"""
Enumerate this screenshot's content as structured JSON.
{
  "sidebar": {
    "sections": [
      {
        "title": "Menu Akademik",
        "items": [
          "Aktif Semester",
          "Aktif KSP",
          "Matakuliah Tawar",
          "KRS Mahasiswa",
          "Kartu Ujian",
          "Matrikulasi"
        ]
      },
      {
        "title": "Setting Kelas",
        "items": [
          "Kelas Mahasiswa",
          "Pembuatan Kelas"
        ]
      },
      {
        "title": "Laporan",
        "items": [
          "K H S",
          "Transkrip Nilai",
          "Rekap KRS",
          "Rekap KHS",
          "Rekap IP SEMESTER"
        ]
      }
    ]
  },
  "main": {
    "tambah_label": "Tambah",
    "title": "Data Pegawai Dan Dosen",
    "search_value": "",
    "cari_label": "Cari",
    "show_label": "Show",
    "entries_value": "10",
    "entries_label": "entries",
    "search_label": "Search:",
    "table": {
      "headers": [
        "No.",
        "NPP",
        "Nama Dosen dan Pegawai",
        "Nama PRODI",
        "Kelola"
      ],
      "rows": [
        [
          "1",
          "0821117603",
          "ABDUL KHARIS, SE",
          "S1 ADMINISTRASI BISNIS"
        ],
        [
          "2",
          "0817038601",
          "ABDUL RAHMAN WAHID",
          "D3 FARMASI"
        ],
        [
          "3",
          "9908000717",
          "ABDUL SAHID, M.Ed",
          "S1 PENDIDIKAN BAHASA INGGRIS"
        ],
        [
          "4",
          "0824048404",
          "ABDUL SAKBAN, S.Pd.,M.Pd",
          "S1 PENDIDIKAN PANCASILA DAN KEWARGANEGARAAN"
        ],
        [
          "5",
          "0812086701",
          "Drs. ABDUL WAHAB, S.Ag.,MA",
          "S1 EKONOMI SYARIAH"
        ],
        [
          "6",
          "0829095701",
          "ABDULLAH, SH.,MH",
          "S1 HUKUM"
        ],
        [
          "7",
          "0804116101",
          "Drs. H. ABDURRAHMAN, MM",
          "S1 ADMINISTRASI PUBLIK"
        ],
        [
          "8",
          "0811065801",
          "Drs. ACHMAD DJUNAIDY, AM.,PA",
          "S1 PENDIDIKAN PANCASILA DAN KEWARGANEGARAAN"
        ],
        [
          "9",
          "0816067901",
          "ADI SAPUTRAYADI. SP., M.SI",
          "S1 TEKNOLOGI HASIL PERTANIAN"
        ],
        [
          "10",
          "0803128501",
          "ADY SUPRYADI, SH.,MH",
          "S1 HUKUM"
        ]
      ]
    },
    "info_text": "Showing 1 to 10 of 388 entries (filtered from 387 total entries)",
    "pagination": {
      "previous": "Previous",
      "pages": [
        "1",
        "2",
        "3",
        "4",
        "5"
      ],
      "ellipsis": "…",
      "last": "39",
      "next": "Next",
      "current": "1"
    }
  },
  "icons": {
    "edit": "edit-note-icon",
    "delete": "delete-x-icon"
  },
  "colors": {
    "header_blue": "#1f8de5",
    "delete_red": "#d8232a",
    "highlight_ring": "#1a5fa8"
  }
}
"""
Written instruction:
Restate every record exactly, leaving nothing out.

Expected answer:
Enumerate this screenshot's content as structured JSON.
{
  "sidebar": {
    "sections": [
      {
        "title": "Menu Akademik",
        "items": [
          "Aktif Semester",
          "Aktif KSP",
          "Matakuliah Tawar",
          "KRS Mahasiswa",
          "Kartu Ujian",
          "Matrikulasi"
        ]
      },
      {
        "title": "Setting Kelas",
        "items": [
          "Kelas Mahasiswa",
          "Pembuatan Kelas"
        ]
      },
      {
        "title": "Laporan",
        "items": [
          "K H S",
          "Transkrip Nilai",
          "Rekap KRS",
          "Rekap KHS",
          "Rekap IP SEMESTER"
        ]
      }
    ]
  },
  "main": {
    "tambah_label": "Tambah",
    "title": "Data Pegawai Dan Dosen",
    "search_value": "",
    "cari_label": "Cari",
    "show_label": "Show",
    "entries_value": "10",
    "entries_label": "entries",
    "search_label": "Search:",
    "table": {
      "headers": [
        "No.",
        "NPP",
        "Nama Dosen dan Pegawai",
        "Nama PRODI",
        "Kelola"
      ],
      "rows": [
        [
          "1",
          "0821117603",
          "ABDUL KHARIS, SE",
          "S1 ADMINISTRASI BISNIS"
        ],
        [
          "2",
          "0817038601",
          "ABDUL RAHMAN WAHID",
          "D3 FARMASI"
        ],
        [
          "3",
          "9908000717",
          "ABDUL SAHID, M.Ed",
          "S1 PENDIDIKAN BAHASA INGGRIS"
        ],
        [
          "4",
          "0824048404",
          "ABDUL SAKBAN, S.Pd.,M.Pd",
          "S1 PENDIDIKAN PANCASILA DAN KEWARGANEGARAAN"
        ],
        [
          "5",
          "0812086701",
          "Drs. ABDUL WAHAB, S.Ag.,MA",
          "S1 EKONOMI SYARIAH"
        ],
        [
          "6",
          "0829095701",
          "ABDULLAH, SH.,MH",
          "S1 HUKUM"
        ],
        [
          "7",
          "0804116101",
          "Drs. H. ABDURRAHMAN, MM",
          "S1 ADMINISTRASI PUBLIK"
        ],
        [
          "8",
          "0811065801",
          "Drs. ACHMAD DJUNAIDY, AM.,PA",
          "S1 PENDIDIKAN PANCASILA DAN KEWARGANEGARAAN"
        ],
        [
          "9",
          "0816067901",
          "ADI SAPUTRAYADI. SP., M.SI",
          "S1 TEKNOLOGI HASIL PERTANIAN"
        ],
        [
          "10",
          "0803128501",
          "ADY SUPRYADI, SH.,MH",
          "S1 HUKUM"
        ]
      ]
    },
    "info_text": "Showing 1 to 10 of 388 entries (filtered from 387 total entries)",
    "pagination": {
      "previous": "Previous",
      "pages": [
        "1",
        "2",
        "3",
        "4",
        "5"
      ],
      "ellipsis": "…",
      "last": "39",
      "next": "Next",
      "current": "1"
    }
  },
  "icons": {
    "edit": "edit-note-icon",
    "delete": "delete-x-icon"
  },
  "colors": {
    "header_blue": "#1f8de5",
    "delete_red": "#d8232a",
    "highlight_ring": "#1a5fa8"
  }
}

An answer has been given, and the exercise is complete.